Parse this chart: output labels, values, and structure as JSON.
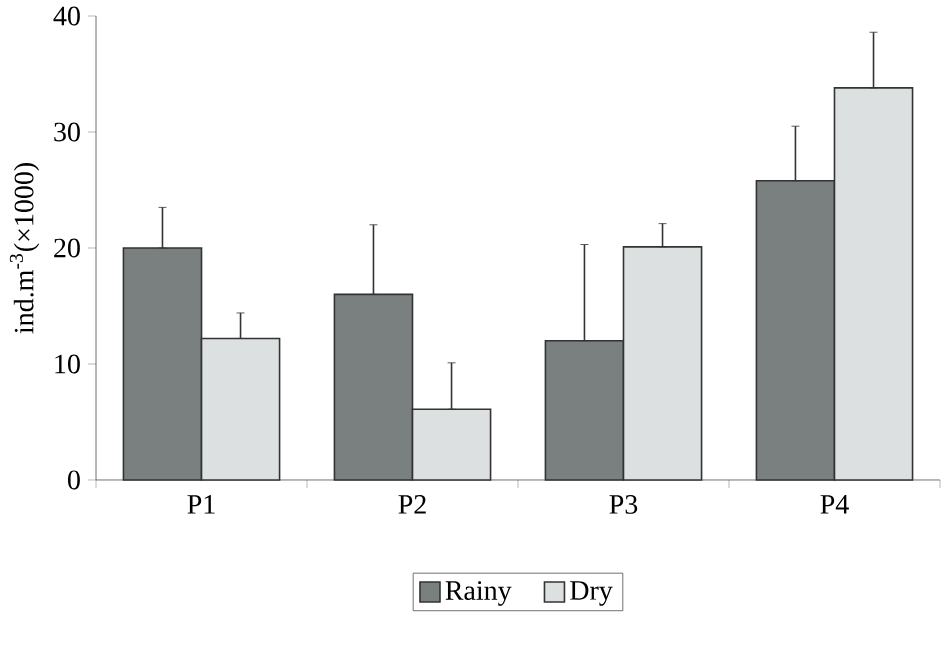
{
  "chart_data": {
    "type": "bar",
    "ylabel": "ind.m$^{-3}$(×1000)",
    "categories": [
      "P1",
      "P2",
      "P3",
      "P4"
    ],
    "series": [
      {
        "name": "Rainy",
        "color": "#7a8080",
        "values": [
          20,
          16,
          12,
          25.8
        ],
        "errors": [
          [
            20,
            23.5
          ],
          [
            16,
            22
          ],
          [
            12,
            20.3
          ],
          [
            25.8,
            30.5
          ]
        ]
      },
      {
        "name": "Dry",
        "color": "#dde0e0",
        "values": [
          12.2,
          6.1,
          20.1,
          33.8
        ],
        "errors": [
          [
            12.2,
            14.4
          ],
          [
            6.1,
            10.1
          ],
          [
            20.1,
            22.1
          ],
          [
            33.8,
            38.6
          ]
        ]
      }
    ],
    "ylim": [
      0,
      40
    ],
    "yticks": [
      0,
      10,
      20,
      30,
      40
    ],
    "legend": "bottom"
  }
}
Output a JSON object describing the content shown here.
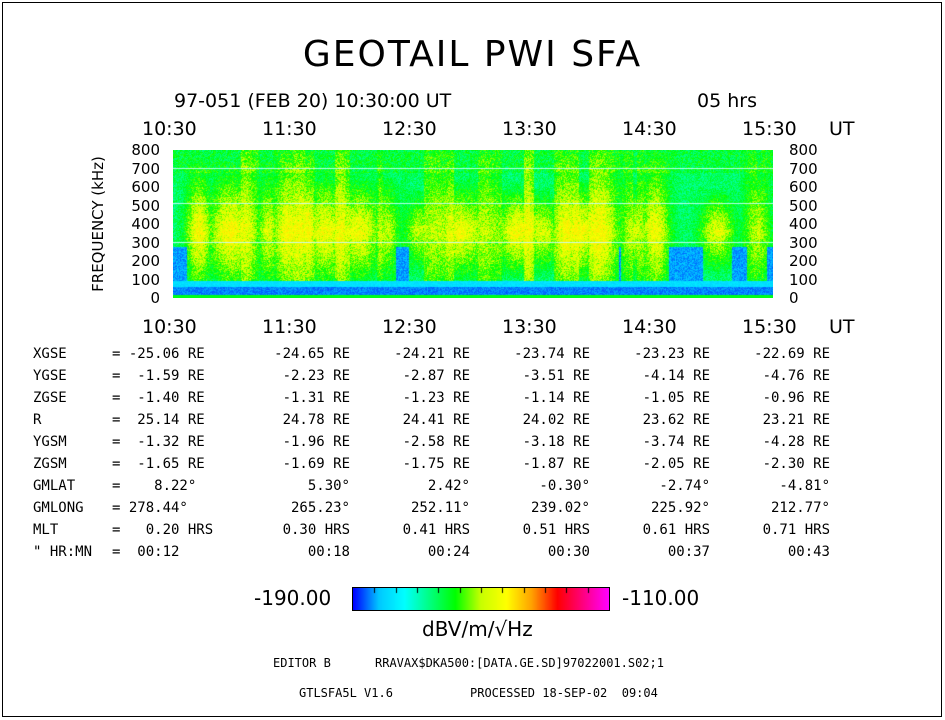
{
  "chart_data": {
    "type": "heatmap",
    "title": "GEOTAIL PWI SFA",
    "subtitle_left": "97-051 (FEB 20) 10:30:00 UT",
    "subtitle_right": "05 hrs",
    "x_tick_labels": [
      "10:30",
      "11:30",
      "12:30",
      "13:30",
      "14:30",
      "15:30"
    ],
    "x_unit": "UT",
    "x_range_hours": [
      0,
      5
    ],
    "ylabel": "FREQUENCY (kHz)",
    "y_tick_labels": [
      "800",
      "700",
      "600",
      "500",
      "400",
      "300",
      "200",
      "100",
      "0"
    ],
    "ylim": [
      0,
      800
    ],
    "colorbar": {
      "min_label": "-190.00",
      "max_label": "-110.00",
      "unit": "dBV/m/√Hz",
      "min": -190,
      "max": -110,
      "colors": [
        "#0000ff",
        "#00c8ff",
        "#00ffff",
        "#00ff80",
        "#00ff00",
        "#c8ff00",
        "#ffff00",
        "#ffa000",
        "#ff0000",
        "#ff0080",
        "#ff00ff"
      ]
    },
    "ephemeris": {
      "rows": [
        {
          "label": "XGSE",
          "values": [
            "= -25.06 RE",
            "-24.65 RE",
            "-24.21 RE",
            "-23.74 RE",
            "-23.23 RE",
            "-22.69 RE"
          ]
        },
        {
          "label": "YGSE",
          "values": [
            "=  -1.59 RE",
            "-2.23 RE",
            "-2.87 RE",
            "-3.51 RE",
            "-4.14 RE",
            "-4.76 RE"
          ]
        },
        {
          "label": "ZGSE",
          "values": [
            "=  -1.40 RE",
            "-1.31 RE",
            "-1.23 RE",
            "-1.14 RE",
            "-1.05 RE",
            "-0.96 RE"
          ]
        },
        {
          "label": "R",
          "values": [
            "=  25.14 RE",
            "24.78 RE",
            "24.41 RE",
            "24.02 RE",
            "23.62 RE",
            "23.21 RE"
          ]
        },
        {
          "label": "YGSM",
          "values": [
            "=  -1.32 RE",
            "-1.96 RE",
            "-2.58 RE",
            "-3.18 RE",
            "-3.74 RE",
            "-4.28 RE"
          ]
        },
        {
          "label": "ZGSM",
          "values": [
            "=  -1.65 RE",
            "-1.69 RE",
            "-1.75 RE",
            "-1.87 RE",
            "-2.05 RE",
            "-2.30 RE"
          ]
        },
        {
          "label": "GMLAT",
          "values": [
            "=    8.22°",
            "5.30°",
            "2.42°",
            "-0.30°",
            "-2.74°",
            "-4.81°"
          ]
        },
        {
          "label": "GMLONG",
          "values": [
            "= 278.44°",
            "265.23°",
            "252.11°",
            "239.02°",
            "225.92°",
            "212.77°"
          ]
        },
        {
          "label": "MLT",
          "values": [
            "=   0.20 HRS",
            "0.30 HRS",
            "0.41 HRS",
            "0.51 HRS",
            "0.61 HRS",
            "0.71 HRS"
          ]
        },
        {
          "label": "\" HR:MN",
          "values": [
            "=  00:12",
            "00:18",
            "00:24",
            "00:30",
            "00:37",
            "00:43"
          ]
        }
      ]
    }
  },
  "footer": {
    "editor": "EDITOR B",
    "path": "RRAVAX$DKA500:[DATA.GE.SD]97022001.S02;1",
    "version": "GTLSFA5L V1.6",
    "processed": "PROCESSED 18-SEP-02  09:04"
  }
}
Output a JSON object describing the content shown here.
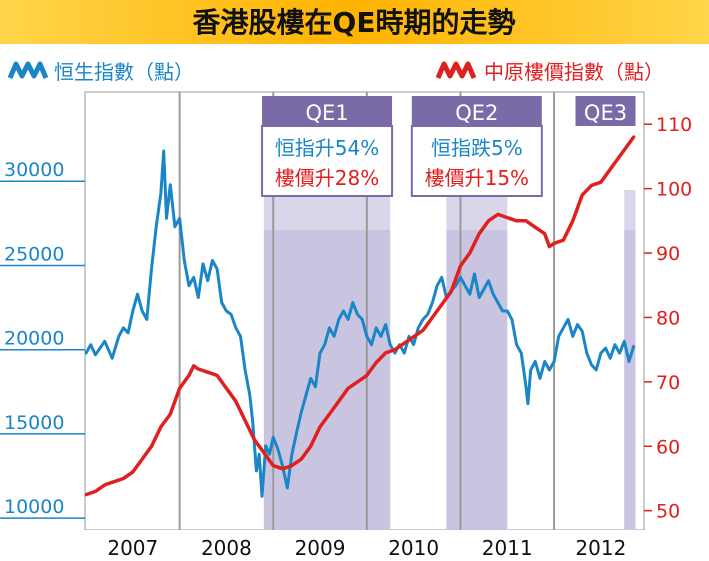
{
  "chart_data": {
    "type": "line",
    "title": "香港股樓在QE時期的走勢",
    "x_years": [
      "2007",
      "2008",
      "2009",
      "2010",
      "2011",
      "2012"
    ],
    "left_axis": {
      "ticks": [
        10000,
        15000,
        20000,
        25000,
        30000
      ],
      "range": [
        9000,
        35000
      ]
    },
    "right_axis": {
      "ticks": [
        50,
        60,
        70,
        80,
        90,
        100,
        110
      ],
      "range": [
        47,
        115
      ]
    },
    "series": [
      {
        "name": "恒生指數（點）",
        "axis": "left",
        "color": "#1a86c8",
        "points": [
          [
            2007.0,
            19500
          ],
          [
            2007.05,
            20000
          ],
          [
            2007.1,
            19400
          ],
          [
            2007.2,
            20200
          ],
          [
            2007.28,
            19200
          ],
          [
            2007.35,
            20500
          ],
          [
            2007.4,
            21000
          ],
          [
            2007.45,
            20700
          ],
          [
            2007.5,
            22000
          ],
          [
            2007.55,
            23000
          ],
          [
            2007.6,
            22000
          ],
          [
            2007.65,
            21500
          ],
          [
            2007.7,
            24500
          ],
          [
            2007.75,
            27000
          ],
          [
            2007.8,
            29000
          ],
          [
            2007.83,
            31500
          ],
          [
            2007.86,
            27500
          ],
          [
            2007.9,
            29500
          ],
          [
            2007.95,
            27000
          ],
          [
            2008.0,
            27500
          ],
          [
            2008.05,
            25000
          ],
          [
            2008.1,
            23500
          ],
          [
            2008.15,
            24000
          ],
          [
            2008.2,
            22800
          ],
          [
            2008.25,
            24800
          ],
          [
            2008.3,
            23800
          ],
          [
            2008.35,
            25000
          ],
          [
            2008.4,
            24500
          ],
          [
            2008.45,
            22500
          ],
          [
            2008.5,
            22000
          ],
          [
            2008.55,
            21800
          ],
          [
            2008.6,
            21000
          ],
          [
            2008.65,
            20500
          ],
          [
            2008.7,
            18500
          ],
          [
            2008.75,
            17000
          ],
          [
            2008.78,
            15500
          ],
          [
            2008.82,
            12500
          ],
          [
            2008.85,
            13500
          ],
          [
            2008.88,
            11000
          ],
          [
            2008.92,
            14000
          ],
          [
            2008.96,
            13500
          ],
          [
            2009.0,
            14500
          ],
          [
            2009.05,
            13800
          ],
          [
            2009.1,
            12800
          ],
          [
            2009.15,
            11500
          ],
          [
            2009.2,
            13500
          ],
          [
            2009.25,
            14800
          ],
          [
            2009.3,
            16000
          ],
          [
            2009.35,
            17000
          ],
          [
            2009.4,
            18000
          ],
          [
            2009.45,
            17500
          ],
          [
            2009.5,
            19500
          ],
          [
            2009.55,
            20000
          ],
          [
            2009.6,
            21000
          ],
          [
            2009.65,
            20500
          ],
          [
            2009.7,
            21500
          ],
          [
            2009.75,
            22000
          ],
          [
            2009.8,
            21500
          ],
          [
            2009.85,
            22500
          ],
          [
            2009.9,
            21800
          ],
          [
            2009.95,
            21500
          ],
          [
            2010.0,
            20500
          ],
          [
            2010.05,
            20000
          ],
          [
            2010.1,
            21000
          ],
          [
            2010.15,
            20500
          ],
          [
            2010.2,
            21200
          ],
          [
            2010.25,
            20000
          ],
          [
            2010.3,
            19500
          ],
          [
            2010.35,
            20000
          ],
          [
            2010.4,
            19500
          ],
          [
            2010.45,
            20500
          ],
          [
            2010.5,
            20000
          ],
          [
            2010.55,
            21000
          ],
          [
            2010.6,
            21500
          ],
          [
            2010.65,
            21800
          ],
          [
            2010.7,
            22500
          ],
          [
            2010.75,
            23500
          ],
          [
            2010.8,
            24000
          ],
          [
            2010.85,
            22800
          ],
          [
            2010.9,
            23200
          ],
          [
            2010.95,
            23500
          ],
          [
            2011.0,
            24000
          ],
          [
            2011.05,
            23500
          ],
          [
            2011.1,
            23000
          ],
          [
            2011.15,
            24200
          ],
          [
            2011.2,
            22800
          ],
          [
            2011.25,
            23300
          ],
          [
            2011.3,
            23800
          ],
          [
            2011.35,
            23000
          ],
          [
            2011.4,
            22500
          ],
          [
            2011.45,
            22000
          ],
          [
            2011.5,
            22000
          ],
          [
            2011.55,
            21500
          ],
          [
            2011.6,
            20000
          ],
          [
            2011.65,
            19500
          ],
          [
            2011.7,
            17500
          ],
          [
            2011.72,
            16500
          ],
          [
            2011.75,
            18500
          ],
          [
            2011.8,
            19000
          ],
          [
            2011.85,
            18000
          ],
          [
            2011.9,
            19000
          ],
          [
            2011.95,
            18500
          ],
          [
            2012.0,
            19000
          ],
          [
            2012.05,
            20500
          ],
          [
            2012.1,
            21000
          ],
          [
            2012.15,
            21500
          ],
          [
            2012.2,
            20500
          ],
          [
            2012.25,
            21200
          ],
          [
            2012.3,
            20800
          ],
          [
            2012.35,
            19500
          ],
          [
            2012.4,
            18800
          ],
          [
            2012.45,
            18500
          ],
          [
            2012.5,
            19500
          ],
          [
            2012.55,
            19800
          ],
          [
            2012.6,
            19200
          ],
          [
            2012.65,
            20000
          ],
          [
            2012.7,
            19500
          ],
          [
            2012.75,
            20200
          ],
          [
            2012.8,
            19000
          ],
          [
            2012.85,
            19900
          ]
        ]
      },
      {
        "name": "中原樓價指數（點）",
        "axis": "right",
        "color": "#e01f1f",
        "points": [
          [
            2007.0,
            52.5
          ],
          [
            2007.1,
            53
          ],
          [
            2007.2,
            54
          ],
          [
            2007.3,
            54.5
          ],
          [
            2007.4,
            55
          ],
          [
            2007.5,
            56
          ],
          [
            2007.6,
            58
          ],
          [
            2007.7,
            60
          ],
          [
            2007.8,
            63
          ],
          [
            2007.9,
            65
          ],
          [
            2008.0,
            69
          ],
          [
            2008.1,
            71
          ],
          [
            2008.15,
            72.5
          ],
          [
            2008.2,
            72
          ],
          [
            2008.3,
            71.5
          ],
          [
            2008.4,
            71
          ],
          [
            2008.5,
            69
          ],
          [
            2008.6,
            67
          ],
          [
            2008.7,
            64
          ],
          [
            2008.8,
            61
          ],
          [
            2008.9,
            59
          ],
          [
            2009.0,
            57
          ],
          [
            2009.1,
            56.5
          ],
          [
            2009.2,
            57
          ],
          [
            2009.3,
            58
          ],
          [
            2009.4,
            60
          ],
          [
            2009.5,
            63
          ],
          [
            2009.6,
            65
          ],
          [
            2009.7,
            67
          ],
          [
            2009.8,
            69
          ],
          [
            2009.9,
            70
          ],
          [
            2010.0,
            71
          ],
          [
            2010.1,
            73
          ],
          [
            2010.2,
            74.5
          ],
          [
            2010.3,
            75
          ],
          [
            2010.4,
            76
          ],
          [
            2010.5,
            77
          ],
          [
            2010.6,
            78
          ],
          [
            2010.7,
            80
          ],
          [
            2010.8,
            82
          ],
          [
            2010.9,
            84
          ],
          [
            2011.0,
            88
          ],
          [
            2011.1,
            90
          ],
          [
            2011.2,
            93
          ],
          [
            2011.3,
            95
          ],
          [
            2011.4,
            96
          ],
          [
            2011.5,
            95.5
          ],
          [
            2011.6,
            95
          ],
          [
            2011.7,
            95
          ],
          [
            2011.8,
            94
          ],
          [
            2011.9,
            93
          ],
          [
            2011.95,
            91
          ],
          [
            2012.0,
            91.5
          ],
          [
            2012.1,
            92
          ],
          [
            2012.2,
            95
          ],
          [
            2012.3,
            99
          ],
          [
            2012.4,
            100.5
          ],
          [
            2012.5,
            101
          ],
          [
            2012.6,
            103
          ],
          [
            2012.7,
            105
          ],
          [
            2012.8,
            107
          ],
          [
            2012.85,
            108
          ]
        ]
      }
    ],
    "qe_periods": [
      {
        "label": "QE1",
        "start": 2008.9,
        "end": 2010.25,
        "lines": [
          "恒指升54%",
          "樓價升28%"
        ]
      },
      {
        "label": "QE2",
        "start": 2010.85,
        "end": 2011.5,
        "lines": [
          "恒指跌5%",
          "樓價升15%"
        ]
      },
      {
        "label": "QE3",
        "start": 2012.75,
        "end": 2012.87,
        "lines": []
      }
    ],
    "grid": "vertical year separators"
  }
}
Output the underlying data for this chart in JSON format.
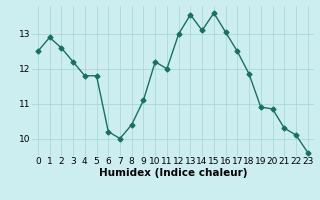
{
  "x": [
    0,
    1,
    2,
    3,
    4,
    5,
    6,
    7,
    8,
    9,
    10,
    11,
    12,
    13,
    14,
    15,
    16,
    17,
    18,
    19,
    20,
    21,
    22,
    23
  ],
  "y": [
    12.5,
    12.9,
    12.6,
    12.2,
    11.8,
    11.8,
    10.2,
    10.0,
    10.4,
    11.1,
    12.2,
    12.0,
    13.0,
    13.55,
    13.1,
    13.6,
    13.05,
    12.5,
    11.85,
    10.9,
    10.85,
    10.3,
    10.1,
    9.6
  ],
  "line_color": "#1a7060",
  "marker": "D",
  "markersize": 2.5,
  "linewidth": 1.0,
  "bg_color": "#cceef0",
  "grid_color": "#aad8da",
  "xlabel": "Humidex (Indice chaleur)",
  "xlabel_fontsize": 7.5,
  "tick_fontsize": 6.5,
  "ylim": [
    9.5,
    13.8
  ],
  "xlim": [
    -0.5,
    23.5
  ],
  "yticks": [
    10,
    11,
    12,
    13
  ],
  "xticks": [
    0,
    1,
    2,
    3,
    4,
    5,
    6,
    7,
    8,
    9,
    10,
    11,
    12,
    13,
    14,
    15,
    16,
    17,
    18,
    19,
    20,
    21,
    22,
    23
  ]
}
---+---
[PROBLEM] Locate each line with the word "this" and copy it.

[THE SOLUTION]
Parse this chart: output labels, values, and structure as JSON.
Output the underlying data for this chart in JSON format.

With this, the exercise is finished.